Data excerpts
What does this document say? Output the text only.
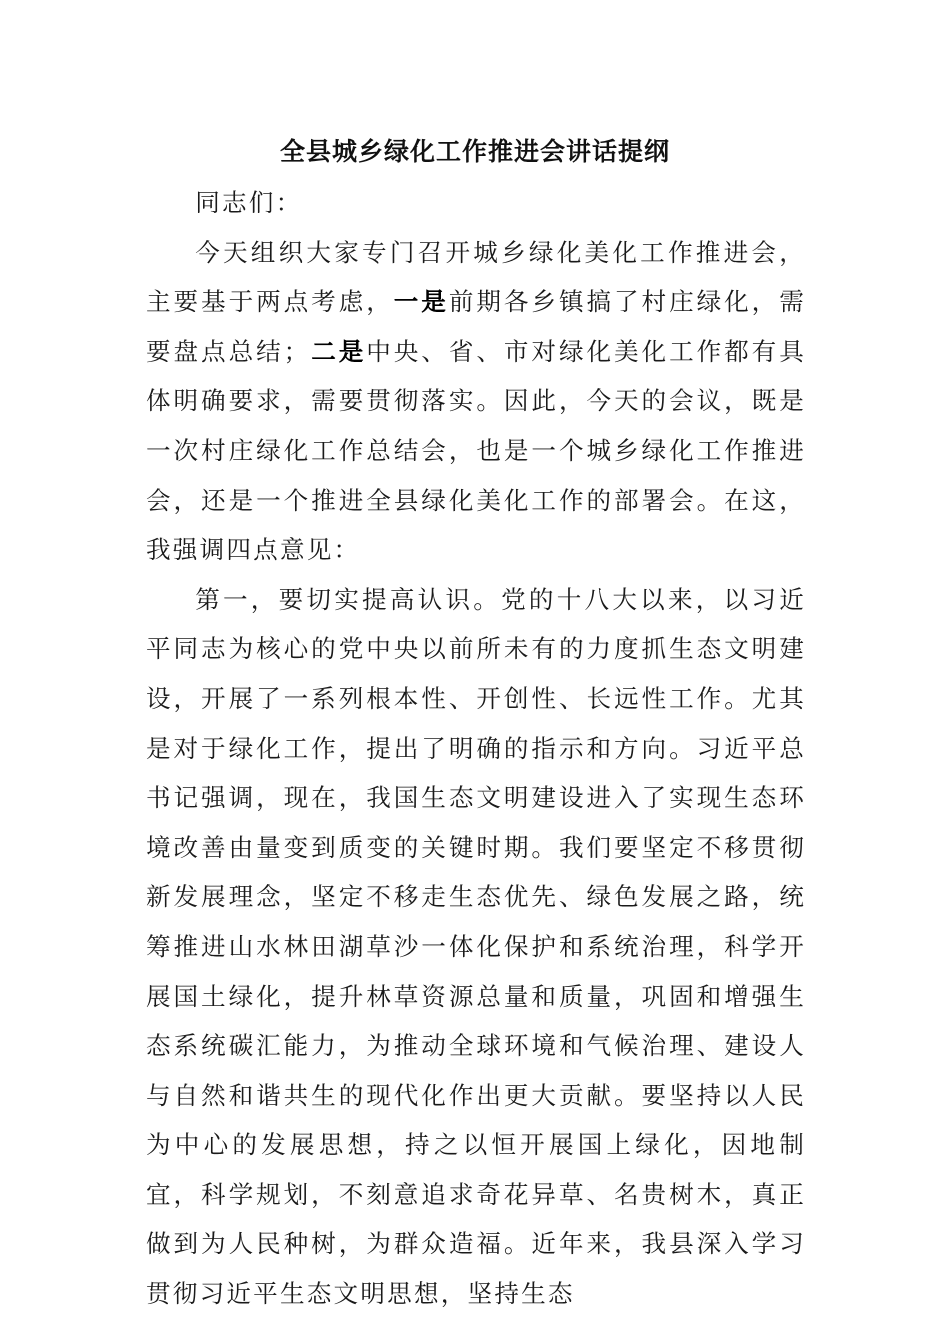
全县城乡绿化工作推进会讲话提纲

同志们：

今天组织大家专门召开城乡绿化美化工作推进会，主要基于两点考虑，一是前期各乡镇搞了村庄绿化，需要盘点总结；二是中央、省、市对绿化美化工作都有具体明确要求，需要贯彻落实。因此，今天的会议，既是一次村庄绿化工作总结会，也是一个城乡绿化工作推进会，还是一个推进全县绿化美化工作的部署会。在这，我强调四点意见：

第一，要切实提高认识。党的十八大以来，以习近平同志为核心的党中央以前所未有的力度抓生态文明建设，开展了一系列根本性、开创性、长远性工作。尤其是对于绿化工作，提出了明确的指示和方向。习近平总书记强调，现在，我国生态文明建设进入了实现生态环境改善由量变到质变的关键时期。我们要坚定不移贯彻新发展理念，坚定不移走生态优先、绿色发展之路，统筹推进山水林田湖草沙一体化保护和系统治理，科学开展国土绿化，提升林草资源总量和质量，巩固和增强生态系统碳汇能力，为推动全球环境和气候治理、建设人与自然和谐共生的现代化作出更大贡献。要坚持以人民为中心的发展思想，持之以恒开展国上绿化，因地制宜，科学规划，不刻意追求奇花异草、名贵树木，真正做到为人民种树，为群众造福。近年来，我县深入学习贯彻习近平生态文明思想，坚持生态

### WHAT YOU WILL DO
Transcribe all the data word for word; the images stay out.

### WRITTEN ANSWER
What does this document say? Output the text only.
全县城乡绿化工作推进会讲话提纲

同志们：

今天组织大家专门召开城乡绿化美化工作推进会，主要基于两点考虑，一是前期各乡镇搞了村庄绿化，需要盘点总结；二是中央、省、市对绿化美化工作都有具体明确要求，需要贯彻落实。因此，今天的会议，既是一次村庄绿化工作总结会，也是一个城乡绿化工作推进会，还是一个推进全县绿化美化工作的部署会。在这，我强调四点意见：

第一，要切实提高认识。党的十八大以来，以习近平同志为核心的党中央以前所未有的力度抓生态文明建设，开展了一系列根本性、开创性、长远性工作。尤其是对于绿化工作，提出了明确的指示和方向。习近平总书记强调，现在，我国生态文明建设进入了实现生态环境改善由量变到质变的关键时期。我们要坚定不移贯彻新发展理念，坚定不移走生态优先、绿色发展之路，统筹推进山水林田湖草沙一体化保护和系统治理，科学开展国土绿化，提升林草资源总量和质量，巩固和增强生态系统碳汇能力，为推动全球环境和气候治理、建设人与自然和谐共生的现代化作出更大贡献。要坚持以人民为中心的发展思想，持之以恒开展国上绿化，因地制宜，科学规划，不刻意追求奇花异草、名贵树木，真正做到为人民种树，为群众造福。近年来，我县深入学习贯彻习近平生态文明思想，坚持生态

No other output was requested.